§ Data:
# # #
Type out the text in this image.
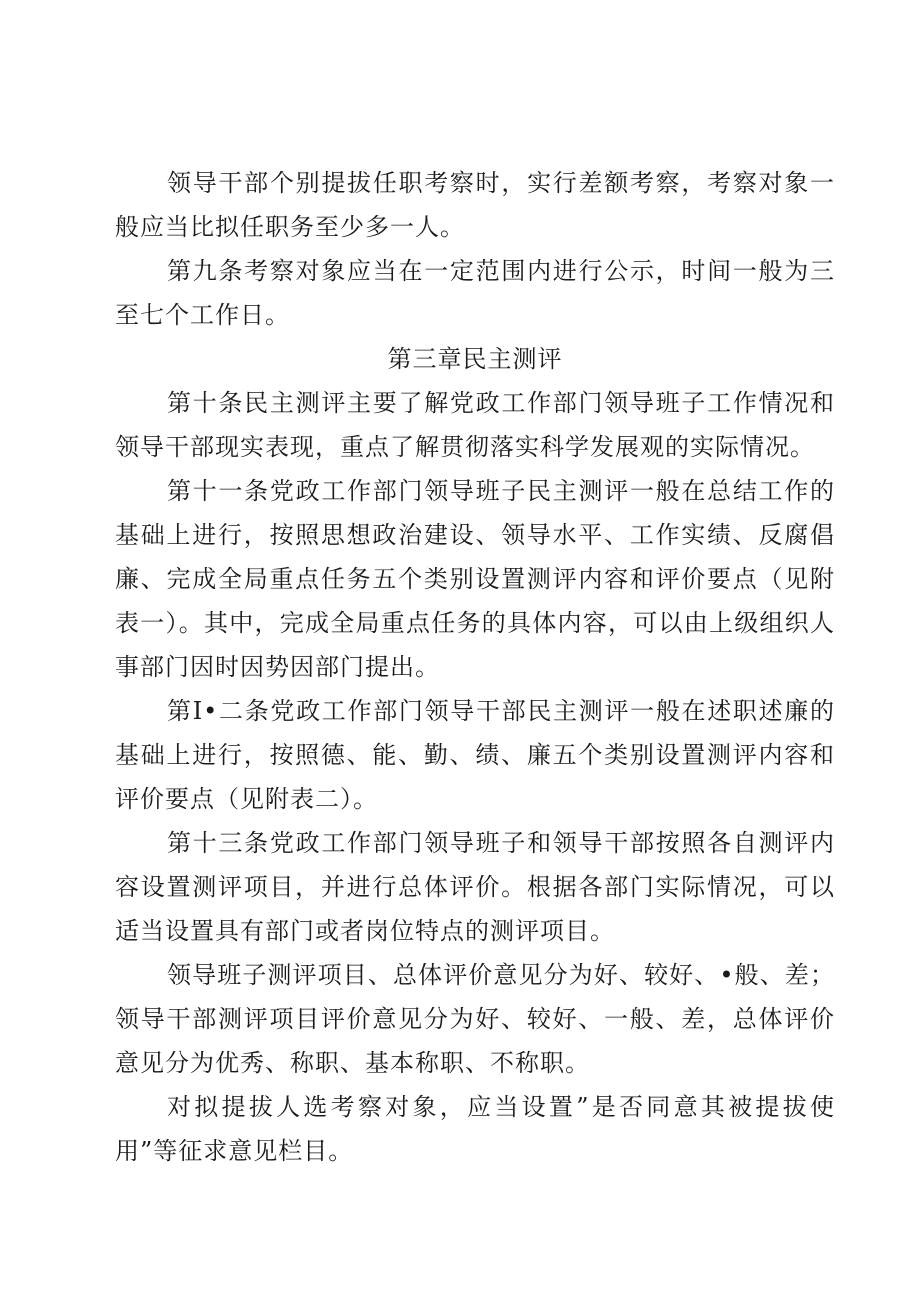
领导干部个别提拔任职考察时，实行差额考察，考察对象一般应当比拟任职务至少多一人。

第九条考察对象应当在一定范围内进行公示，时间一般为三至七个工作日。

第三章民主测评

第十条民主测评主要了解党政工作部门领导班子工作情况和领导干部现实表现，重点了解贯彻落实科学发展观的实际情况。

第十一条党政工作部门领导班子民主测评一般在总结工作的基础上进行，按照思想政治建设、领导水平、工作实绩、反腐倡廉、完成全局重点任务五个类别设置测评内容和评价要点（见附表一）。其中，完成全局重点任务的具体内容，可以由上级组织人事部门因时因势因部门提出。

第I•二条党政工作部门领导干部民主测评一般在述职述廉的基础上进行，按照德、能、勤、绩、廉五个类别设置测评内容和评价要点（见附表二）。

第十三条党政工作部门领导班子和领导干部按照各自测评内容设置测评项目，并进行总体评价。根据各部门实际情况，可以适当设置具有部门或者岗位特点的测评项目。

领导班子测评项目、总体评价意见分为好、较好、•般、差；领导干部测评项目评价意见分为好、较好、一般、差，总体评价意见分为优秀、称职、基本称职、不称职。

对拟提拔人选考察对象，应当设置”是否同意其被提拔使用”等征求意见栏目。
# # #
§ Work required: Copy each line of the records precisely and drop any images they hold.

§ Output:
Type out the text in this image.
领导干部个别提拔任职考察时，实行差额考察，考察对象一般应当比拟任职务至少多一人。

第九条考察对象应当在一定范围内进行公示，时间一般为三至七个工作日。

第三章民主测评

第十条民主测评主要了解党政工作部门领导班子工作情况和领导干部现实表现，重点了解贯彻落实科学发展观的实际情况。

第十一条党政工作部门领导班子民主测评一般在总结工作的基础上进行，按照思想政治建设、领导水平、工作实绩、反腐倡廉、完成全局重点任务五个类别设置测评内容和评价要点（见附表一）。其中，完成全局重点任务的具体内容，可以由上级组织人事部门因时因势因部门提出。

第I•二条党政工作部门领导干部民主测评一般在述职述廉的基础上进行，按照德、能、勤、绩、廉五个类别设置测评内容和评价要点（见附表二）。

第十三条党政工作部门领导班子和领导干部按照各自测评内容设置测评项目，并进行总体评价。根据各部门实际情况，可以适当设置具有部门或者岗位特点的测评项目。

领导班子测评项目、总体评价意见分为好、较好、•般、差；领导干部测评项目评价意见分为好、较好、一般、差，总体评价意见分为优秀、称职、基本称职、不称职。

对拟提拔人选考察对象，应当设置”是否同意其被提拔使用”等征求意见栏目。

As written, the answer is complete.